Der von der Bundesregierung vorgelegte Gesetzentwurf sieht darüber hinaus vor, dass sämtliche Anteile der DB AG an den Eisenbahninfrastrukturunternehmen, also der DB Netz AG, der DB Station & Service AG und der DB Energie GmbH, auf den Bund übertragen werden sollen. Private Investoren werden damit an den Infrastrukturunternehmen nicht beteiligt. Auch dies ist aus der Sicht der Landesregierung grundsätzlich der richtige Weg.
Im Übrigen – das ist der zweite Schwerpunkt, meine Damen und Herren –: Wir haben zusammen mit allen 15 anderen Bundesländern keinen Hehl daraus gemacht, dass wir uns noch Verbesserungen an dem vorliegenden Gesetzentwurf wünschen. Wir wollen zusätzlich Sicherungen und Garantien dafür, dass auch in Zukunft die Bedienung im Schienenpersonennahverkehr – dafür sind wir zuständig und werden wir verantwortlich gemacht – sowohl in den Ballungsräumen als auch in der Fläche gewährleistet bleibt. Hierzu muss den Ländern ein echtes Mitsprache- und Kontrollrecht bei der Verwendung der für Investitionen im Nahverkehrsbereich vorgesehenen Bundesmittel eingeräumt werden.
Wir wünschen uns ferner noch präzisere Vorgaben hinsichtlich der Qualität der künftigen Schieneninfrastruktur in den Ländern und in den regionalen Netzen.
Unsere Anliegen sind Gegenstand einmütig beschlossener Änderungsanträge der Länder im Bundesrat, die damit Eingang in das parlamentarische Verfahren gefunden haben. Es ist jetzt Sache der Bundesregierung, diese Vorschläge aufzugreifen.
Wenn ich die neuen – uns, wie gesagt, tröpfchenweise zugehenden – Informationen, z. B. zur Leistungs- und Finanzierungsvereinbarung, sehe, dann stelle ich fest, dass der Bundesverkehrsminister nicht kapiert hat, dass er den Ländern entgegenkommen muss, wenn er seine Ziele, die im Grundsatz
richtig sind, verwirklichen will. Es ist jetzt höchste Zeit für die Bundesregierung, die einstimmig gefassten Vorschläge des Bundesrats aufzugreifen.

- [Rohdaten]:
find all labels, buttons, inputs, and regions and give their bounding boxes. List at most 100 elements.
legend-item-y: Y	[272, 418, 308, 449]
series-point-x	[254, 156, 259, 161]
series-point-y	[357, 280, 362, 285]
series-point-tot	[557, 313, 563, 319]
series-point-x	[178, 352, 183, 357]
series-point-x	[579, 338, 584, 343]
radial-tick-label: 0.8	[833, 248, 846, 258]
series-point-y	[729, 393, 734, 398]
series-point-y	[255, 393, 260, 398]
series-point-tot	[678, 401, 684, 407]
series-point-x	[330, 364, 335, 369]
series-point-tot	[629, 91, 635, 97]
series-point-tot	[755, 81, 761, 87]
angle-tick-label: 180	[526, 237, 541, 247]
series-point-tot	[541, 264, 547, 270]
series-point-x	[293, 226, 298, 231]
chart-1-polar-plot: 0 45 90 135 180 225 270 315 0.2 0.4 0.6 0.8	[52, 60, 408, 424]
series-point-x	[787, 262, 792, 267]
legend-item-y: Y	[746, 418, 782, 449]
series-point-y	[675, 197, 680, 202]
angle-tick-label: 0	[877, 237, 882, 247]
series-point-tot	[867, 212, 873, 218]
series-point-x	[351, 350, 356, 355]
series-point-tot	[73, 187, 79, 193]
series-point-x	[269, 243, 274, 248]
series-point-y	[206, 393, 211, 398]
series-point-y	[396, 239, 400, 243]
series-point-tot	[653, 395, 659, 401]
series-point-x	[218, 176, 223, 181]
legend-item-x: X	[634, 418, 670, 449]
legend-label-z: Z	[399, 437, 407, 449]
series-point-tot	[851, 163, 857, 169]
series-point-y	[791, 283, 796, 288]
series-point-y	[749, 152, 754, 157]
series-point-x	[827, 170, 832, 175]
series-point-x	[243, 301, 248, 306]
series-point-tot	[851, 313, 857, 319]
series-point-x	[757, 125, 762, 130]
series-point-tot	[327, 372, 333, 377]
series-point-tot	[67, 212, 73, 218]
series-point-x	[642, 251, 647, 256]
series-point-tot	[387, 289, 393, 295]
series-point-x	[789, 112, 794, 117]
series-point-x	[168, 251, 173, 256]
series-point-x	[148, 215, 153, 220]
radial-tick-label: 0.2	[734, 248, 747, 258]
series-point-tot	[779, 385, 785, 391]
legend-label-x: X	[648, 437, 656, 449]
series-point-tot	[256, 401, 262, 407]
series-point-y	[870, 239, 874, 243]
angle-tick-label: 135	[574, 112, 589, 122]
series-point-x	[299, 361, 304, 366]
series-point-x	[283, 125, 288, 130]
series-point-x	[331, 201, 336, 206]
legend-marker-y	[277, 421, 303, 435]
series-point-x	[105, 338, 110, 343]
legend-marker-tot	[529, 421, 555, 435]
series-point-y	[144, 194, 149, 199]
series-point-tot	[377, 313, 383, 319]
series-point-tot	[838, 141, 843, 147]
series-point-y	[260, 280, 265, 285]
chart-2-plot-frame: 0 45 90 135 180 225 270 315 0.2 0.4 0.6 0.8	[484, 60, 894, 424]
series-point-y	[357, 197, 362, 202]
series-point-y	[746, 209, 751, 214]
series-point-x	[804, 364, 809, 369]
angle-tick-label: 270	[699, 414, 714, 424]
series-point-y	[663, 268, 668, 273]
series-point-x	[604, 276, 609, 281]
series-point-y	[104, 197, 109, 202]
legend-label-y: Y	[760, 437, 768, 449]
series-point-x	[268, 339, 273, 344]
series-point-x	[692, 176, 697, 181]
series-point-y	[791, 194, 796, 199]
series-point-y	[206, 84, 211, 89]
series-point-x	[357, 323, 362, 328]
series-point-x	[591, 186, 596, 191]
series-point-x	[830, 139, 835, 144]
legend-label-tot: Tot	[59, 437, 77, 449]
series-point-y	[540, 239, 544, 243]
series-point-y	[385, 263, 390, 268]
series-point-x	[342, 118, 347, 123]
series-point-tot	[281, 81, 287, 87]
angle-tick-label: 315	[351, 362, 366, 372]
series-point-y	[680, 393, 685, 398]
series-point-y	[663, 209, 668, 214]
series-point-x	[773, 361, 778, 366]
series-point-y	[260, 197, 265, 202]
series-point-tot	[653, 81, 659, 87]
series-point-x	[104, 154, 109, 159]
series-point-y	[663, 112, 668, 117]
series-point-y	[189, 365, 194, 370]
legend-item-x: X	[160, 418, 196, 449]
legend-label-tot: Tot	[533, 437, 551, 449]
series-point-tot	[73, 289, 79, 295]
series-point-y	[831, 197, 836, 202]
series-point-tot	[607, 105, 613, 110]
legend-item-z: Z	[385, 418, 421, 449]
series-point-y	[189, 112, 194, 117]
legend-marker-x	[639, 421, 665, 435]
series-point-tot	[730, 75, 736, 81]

- [Aufgaben zur Übung]:
1. Geben Sie aus dem Text zum Bahn-Gesetzentwurf den Abschnitt von „Wenn ich die“ bis „des Bundesrats aufzugreifen.“ wortgetreu wieder.
2. Auf wen sollen laut dem Text zum Bahn-Gesetzentwurf sämtliche Anteile der DB AG an den Eisenbahninfrastrukturunternehmen übertragen werden?
3. Wie könnte der Text zum Bahn-Gesetzentwurf weitergehen? Führen Sie ihn im Anschluss an seinen letzten Satz fort.
Die Datensätze braucht man hier nicht.

- [Antworten]:
1.
Wenn ich die neuen – uns, wie gesagt, tröpfchenweise zugehenden – Informationen, z. B. zur Leistungs- und Finanzierungsvereinbarung, sehe, dann stelle ich fest, dass der Bundesverkehrsminister nicht kapiert hat, dass er den Ländern entgegenkommen muss, wenn er seine Ziele, die im Grundsatz
richtig sind, verwirklichen will. Es ist jetzt höchste Zeit für die Bundesregierung, die einstimmig gefassten Vorschläge des Bundesrats aufzugreifen.

2. Auf den Bund.

3.
Die Zeit, die hierfür benötigt wird, meine Damen und Herren, sollte von allen Beteiligten im Sinne einer Denkpause – aber nicht einer Pause vom Denken – genutzt werden. Dies gilt insbesondere für die SPD, die sich möglichst schnell wieder von ihrem Parteitagsbeschluss verabschieden sollte.
(Beifall bei Abgeordneten der CDU und der FDP/ DVP – Abg. Claus Schmiedel SPD: Die Partei hat recht!)
Ich glaube, es wäre sehr lohnenswert, das zu berücksichtigen, was Peter Struck zum Thema Volksaktie gesagt hat.
Meine Damen und Herren, zum Schluss: Die Kapitalprivatisierung der Deutschen Bahn ist ein außerordentlich wichtiges und bedeutsames Vorhaben zur Sicherung der Zukunftsfähigkeit der Deutschen Bahn. Die Stärkung der Zukunftsfähigkeit der Deutschen Bahn lässt sich nicht dadurch erreichen, dass wir sie auf die Wartebank verbannen, während gleichzeitig am europäischen Markt nachfragestarke Anbieter dabei sind, auf einem liberalisierten Verkehrsmarkt das Fell zu verteilen.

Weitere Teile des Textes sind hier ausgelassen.